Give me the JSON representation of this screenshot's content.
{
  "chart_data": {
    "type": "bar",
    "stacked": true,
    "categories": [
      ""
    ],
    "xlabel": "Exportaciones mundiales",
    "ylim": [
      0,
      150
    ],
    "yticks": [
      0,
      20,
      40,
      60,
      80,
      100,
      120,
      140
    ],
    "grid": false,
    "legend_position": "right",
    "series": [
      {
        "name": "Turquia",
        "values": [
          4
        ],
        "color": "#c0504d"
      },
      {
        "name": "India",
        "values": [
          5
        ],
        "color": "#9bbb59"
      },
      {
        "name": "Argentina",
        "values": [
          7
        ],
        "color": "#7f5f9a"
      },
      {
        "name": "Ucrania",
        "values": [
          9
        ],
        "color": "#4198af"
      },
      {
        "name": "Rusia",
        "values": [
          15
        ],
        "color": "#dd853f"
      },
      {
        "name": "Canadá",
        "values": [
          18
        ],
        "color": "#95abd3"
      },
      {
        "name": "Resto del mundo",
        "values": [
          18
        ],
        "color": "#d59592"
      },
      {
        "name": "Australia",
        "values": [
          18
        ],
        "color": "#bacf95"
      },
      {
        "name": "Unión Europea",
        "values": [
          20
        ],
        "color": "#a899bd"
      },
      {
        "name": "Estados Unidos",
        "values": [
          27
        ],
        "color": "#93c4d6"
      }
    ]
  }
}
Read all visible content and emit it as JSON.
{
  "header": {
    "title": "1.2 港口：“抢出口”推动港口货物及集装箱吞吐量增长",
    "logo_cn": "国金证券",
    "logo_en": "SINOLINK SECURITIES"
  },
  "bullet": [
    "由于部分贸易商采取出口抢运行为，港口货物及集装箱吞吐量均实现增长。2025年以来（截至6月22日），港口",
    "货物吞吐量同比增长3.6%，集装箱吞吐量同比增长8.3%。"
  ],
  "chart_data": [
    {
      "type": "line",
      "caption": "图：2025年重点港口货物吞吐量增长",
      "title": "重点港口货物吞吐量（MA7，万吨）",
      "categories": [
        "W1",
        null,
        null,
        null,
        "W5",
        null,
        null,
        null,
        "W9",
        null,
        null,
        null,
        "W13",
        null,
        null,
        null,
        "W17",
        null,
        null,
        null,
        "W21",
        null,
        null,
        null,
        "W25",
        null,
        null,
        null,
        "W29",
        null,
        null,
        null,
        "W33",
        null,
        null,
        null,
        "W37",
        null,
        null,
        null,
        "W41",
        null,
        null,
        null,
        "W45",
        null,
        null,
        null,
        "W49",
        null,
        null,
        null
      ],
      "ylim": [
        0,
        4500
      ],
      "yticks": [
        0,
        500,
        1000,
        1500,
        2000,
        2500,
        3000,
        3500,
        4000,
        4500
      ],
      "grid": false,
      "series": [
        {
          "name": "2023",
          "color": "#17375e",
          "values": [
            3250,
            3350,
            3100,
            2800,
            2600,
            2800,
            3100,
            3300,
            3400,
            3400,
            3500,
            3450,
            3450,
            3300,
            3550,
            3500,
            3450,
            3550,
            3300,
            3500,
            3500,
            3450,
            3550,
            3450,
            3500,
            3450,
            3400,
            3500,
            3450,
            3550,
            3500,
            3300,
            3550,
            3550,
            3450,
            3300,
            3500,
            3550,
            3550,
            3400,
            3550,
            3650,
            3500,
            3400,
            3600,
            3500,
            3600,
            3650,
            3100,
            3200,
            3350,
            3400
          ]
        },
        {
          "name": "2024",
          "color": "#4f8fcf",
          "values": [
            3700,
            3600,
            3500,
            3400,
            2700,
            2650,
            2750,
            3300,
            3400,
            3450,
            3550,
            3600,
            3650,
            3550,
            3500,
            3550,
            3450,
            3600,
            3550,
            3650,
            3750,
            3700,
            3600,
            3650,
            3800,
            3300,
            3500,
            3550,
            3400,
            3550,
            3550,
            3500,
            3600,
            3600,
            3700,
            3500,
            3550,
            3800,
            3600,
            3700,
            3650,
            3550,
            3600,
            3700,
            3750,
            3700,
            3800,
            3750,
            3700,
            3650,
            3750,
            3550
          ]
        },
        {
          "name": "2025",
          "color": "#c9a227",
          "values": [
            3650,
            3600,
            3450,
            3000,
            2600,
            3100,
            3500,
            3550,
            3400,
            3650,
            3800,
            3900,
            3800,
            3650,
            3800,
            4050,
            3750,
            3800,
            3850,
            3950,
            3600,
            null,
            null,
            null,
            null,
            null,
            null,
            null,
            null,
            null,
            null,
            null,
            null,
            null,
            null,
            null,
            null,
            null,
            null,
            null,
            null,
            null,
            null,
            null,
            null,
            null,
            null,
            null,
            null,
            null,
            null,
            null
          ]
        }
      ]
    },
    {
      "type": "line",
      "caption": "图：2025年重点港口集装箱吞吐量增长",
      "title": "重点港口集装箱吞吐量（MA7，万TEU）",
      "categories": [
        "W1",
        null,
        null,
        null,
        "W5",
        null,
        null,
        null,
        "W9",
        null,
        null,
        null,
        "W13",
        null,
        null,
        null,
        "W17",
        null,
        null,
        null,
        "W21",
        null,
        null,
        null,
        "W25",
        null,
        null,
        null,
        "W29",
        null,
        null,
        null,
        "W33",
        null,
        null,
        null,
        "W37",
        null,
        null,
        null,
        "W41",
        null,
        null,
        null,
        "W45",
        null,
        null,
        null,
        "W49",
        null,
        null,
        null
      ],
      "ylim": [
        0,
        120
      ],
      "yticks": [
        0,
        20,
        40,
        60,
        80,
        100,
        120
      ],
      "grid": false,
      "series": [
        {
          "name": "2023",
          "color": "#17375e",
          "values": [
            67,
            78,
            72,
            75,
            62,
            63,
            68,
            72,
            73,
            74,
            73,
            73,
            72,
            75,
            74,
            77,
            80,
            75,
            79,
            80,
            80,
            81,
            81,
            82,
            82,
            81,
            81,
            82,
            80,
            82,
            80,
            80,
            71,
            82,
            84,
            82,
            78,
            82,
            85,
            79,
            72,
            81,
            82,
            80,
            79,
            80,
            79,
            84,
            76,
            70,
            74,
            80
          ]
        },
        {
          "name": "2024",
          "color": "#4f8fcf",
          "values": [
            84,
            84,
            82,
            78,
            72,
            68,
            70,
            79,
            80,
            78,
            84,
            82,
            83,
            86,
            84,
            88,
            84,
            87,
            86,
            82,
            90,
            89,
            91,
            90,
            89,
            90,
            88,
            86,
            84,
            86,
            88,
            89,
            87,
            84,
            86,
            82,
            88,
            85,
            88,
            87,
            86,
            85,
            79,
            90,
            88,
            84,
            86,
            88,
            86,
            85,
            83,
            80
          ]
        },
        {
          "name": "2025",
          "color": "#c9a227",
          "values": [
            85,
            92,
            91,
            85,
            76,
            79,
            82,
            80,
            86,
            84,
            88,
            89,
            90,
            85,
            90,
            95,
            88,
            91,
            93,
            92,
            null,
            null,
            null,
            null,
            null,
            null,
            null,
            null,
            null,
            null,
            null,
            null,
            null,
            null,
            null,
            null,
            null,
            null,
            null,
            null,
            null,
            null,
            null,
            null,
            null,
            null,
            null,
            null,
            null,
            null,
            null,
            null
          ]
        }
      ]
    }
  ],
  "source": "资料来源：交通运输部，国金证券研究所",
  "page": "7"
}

══════

*To do*.
Retype all of the data shown above, word for word.

*Output of the exercise*.
Give me the JSON representation of this screenshot's content.
{
  "chart_data": {
    "type": "bar",
    "stacked": true,
    "categories": [
      ""
    ],
    "xlabel": "Exportaciones mundiales",
    "ylim": [
      0,
      150
    ],
    "yticks": [
      0,
      20,
      40,
      60,
      80,
      100,
      120,
      140
    ],
    "grid": false,
    "legend_position": "right",
    "series": [
      {
        "name": "Turquia",
        "values": [
          4
        ],
        "color": "#c0504d"
      },
      {
        "name": "India",
        "values": [
          5
        ],
        "color": "#9bbb59"
      },
      {
        "name": "Argentina",
        "values": [
          7
        ],
        "color": "#7f5f9a"
      },
      {
        "name": "Ucrania",
        "values": [
          9
        ],
        "color": "#4198af"
      },
      {
        "name": "Rusia",
        "values": [
          15
        ],
        "color": "#dd853f"
      },
      {
        "name": "Canadá",
        "values": [
          18
        ],
        "color": "#95abd3"
      },
      {
        "name": "Resto del mundo",
        "values": [
          18
        ],
        "color": "#d59592"
      },
      {
        "name": "Australia",
        "values": [
          18
        ],
        "color": "#bacf95"
      },
      {
        "name": "Unión Europea",
        "values": [
          20
        ],
        "color": "#a899bd"
      },
      {
        "name": "Estados Unidos",
        "values": [
          27
        ],
        "color": "#93c4d6"
      }
    ]
  }
}
Read all visible content and emit it as JSON.
{
  "header": {
    "title": "1.2 港口：“抢出口”推动港口货物及集装箱吞吐量增长",
    "logo_cn": "国金证券",
    "logo_en": "SINOLINK SECURITIES"
  },
  "bullet": [
    "由于部分贸易商采取出口抢运行为，港口货物及集装箱吞吐量均实现增长。2025年以来（截至6月22日），港口",
    "货物吞吐量同比增长3.6%，集装箱吞吐量同比增长8.3%。"
  ],
  "chart_data": [
    {
      "type": "line",
      "caption": "图：2025年重点港口货物吞吐量增长",
      "title": "重点港口货物吞吐量（MA7，万吨）",
      "categories": [
        "W1",
        null,
        null,
        null,
        "W5",
        null,
        null,
        null,
        "W9",
        null,
        null,
        null,
        "W13",
        null,
        null,
        null,
        "W17",
        null,
        null,
        null,
        "W21",
        null,
        null,
        null,
        "W25",
        null,
        null,
        null,
        "W29",
        null,
        null,
        null,
        "W33",
        null,
        null,
        null,
        "W37",
        null,
        null,
        null,
        "W41",
        null,
        null,
        null,
        "W45",
        null,
        null,
        null,
        "W49",
        null,
        null,
        null
      ],
      "ylim": [
        0,
        4500
      ],
      "yticks": [
        0,
        500,
        1000,
        1500,
        2000,
        2500,
        3000,
        3500,
        4000,
        4500
      ],
      "grid": false,
      "series": [
        {
          "name": "2023",
          "color": "#17375e",
          "values": [
            3250,
            3350,
            3100,
            2800,
            2600,
            2800,
            3100,
            3300,
            3400,
            3400,
            3500,
            3450,
            3450,
            3300,
            3550,
            3500,
            3450,
            3550,
            3300,
            3500,
            3500,
            3450,
            3550,
            3450,
            3500,
            3450,
            3400,
            3500,
            3450,
            3550,
            3500,
            3300,
            3550,
            3550,
            3450,
            3300,
            3500,
            3550,
            3550,
            3400,
            3550,
            3650,
            3500,
            3400,
            3600,
            3500,
            3600,
            3650,
            3100,
            3200,
            3350,
            3400
          ]
        },
        {
          "name": "2024",
          "color": "#4f8fcf",
          "values": [
            3700,
            3600,
            3500,
            3400,
            2700,
            2650,
            2750,
            3300,
            3400,
            3450,
            3550,
            3600,
            3650,
            3550,
            3500,
            3550,
            3450,
            3600,
            3550,
            3650,
            3750,
            3700,
            3600,
            3650,
            3800,
            3300,
            3500,
            3550,
            3400,
            3550,
            3550,
            3500,
            3600,
            3600,
            3700,
            3500,
            3550,
            3800,
            3600,
            3700,
            3650,
            3550,
            3600,
            3700,
            3750,
            3700,
            3800,
            3750,
            3700,
            3650,
            3750,
            3550
          ]
        },
        {
          "name": "2025",
          "color": "#c9a227",
          "values": [
            3650,
            3600,
            3450,
            3000,
            2600,
            3100,
            3500,
            3550,
            3400,
            3650,
            3800,
            3900,
            3800,
            3650,
            3800,
            4050,
            3750,
            3800,
            3850,
            3950,
            3600,
            null,
            null,
            null,
            null,
            null,
            null,
            null,
            null,
            null,
            null,
            null,
            null,
            null,
            null,
            null,
            null,
            null,
            null,
            null,
            null,
            null,
            null,
            null,
            null,
            null,
            null,
            null,
            null,
            null,
            null,
            null
          ]
        }
      ]
    },
    {
      "type": "line",
      "caption": "图：2025年重点港口集装箱吞吐量增长",
      "title": "重点港口集装箱吞吐量（MA7，万TEU）",
      "categories": [
        "W1",
        null,
        null,
        null,
        "W5",
        null,
        null,
        null,
        "W9",
        null,
        null,
        null,
        "W13",
        null,
        null,
        null,
        "W17",
        null,
        null,
        null,
        "W21",
        null,
        null,
        null,
        "W25",
        null,
        null,
        null,
        "W29",
        null,
        null,
        null,
        "W33",
        null,
        null,
        null,
        "W37",
        null,
        null,
        null,
        "W41",
        null,
        null,
        null,
        "W45",
        null,
        null,
        null,
        "W49",
        null,
        null,
        null
      ],
      "ylim": [
        0,
        120
      ],
      "yticks": [
        0,
        20,
        40,
        60,
        80,
        100,
        120
      ],
      "grid": false,
      "series": [
        {
          "name": "2023",
          "color": "#17375e",
          "values": [
            67,
            78,
            72,
            75,
            62,
            63,
            68,
            72,
            73,
            74,
            73,
            73,
            72,
            75,
            74,
            77,
            80,
            75,
            79,
            80,
            80,
            81,
            81,
            82,
            82,
            81,
            81,
            82,
            80,
            82,
            80,
            80,
            71,
            82,
            84,
            82,
            78,
            82,
            85,
            79,
            72,
            81,
            82,
            80,
            79,
            80,
            79,
            84,
            76,
            70,
            74,
            80
          ]
        },
        {
          "name": "2024",
          "color": "#4f8fcf",
          "values": [
            84,
            84,
            82,
            78,
            72,
            68,
            70,
            79,
            80,
            78,
            84,
            82,
            83,
            86,
            84,
            88,
            84,
            87,
            86,
            82,
            90,
            89,
            91,
            90,
            89,
            90,
            88,
            86,
            84,
            86,
            88,
            89,
            87,
            84,
            86,
            82,
            88,
            85,
            88,
            87,
            86,
            85,
            79,
            90,
            88,
            84,
            86,
            88,
            86,
            85,
            83,
            80
          ]
        },
        {
          "name": "2025",
          "color": "#c9a227",
          "values": [
            85,
            92,
            91,
            85,
            76,
            79,
            82,
            80,
            86,
            84,
            88,
            89,
            90,
            85,
            90,
            95,
            88,
            91,
            93,
            92,
            null,
            null,
            null,
            null,
            null,
            null,
            null,
            null,
            null,
            null,
            null,
            null,
            null,
            null,
            null,
            null,
            null,
            null,
            null,
            null,
            null,
            null,
            null,
            null,
            null,
            null,
            null,
            null,
            null,
            null,
            null,
            null
          ]
        }
      ]
    }
  ],
  "source": "资料来源：交通运输部，国金证券研究所",
  "page": "7"
}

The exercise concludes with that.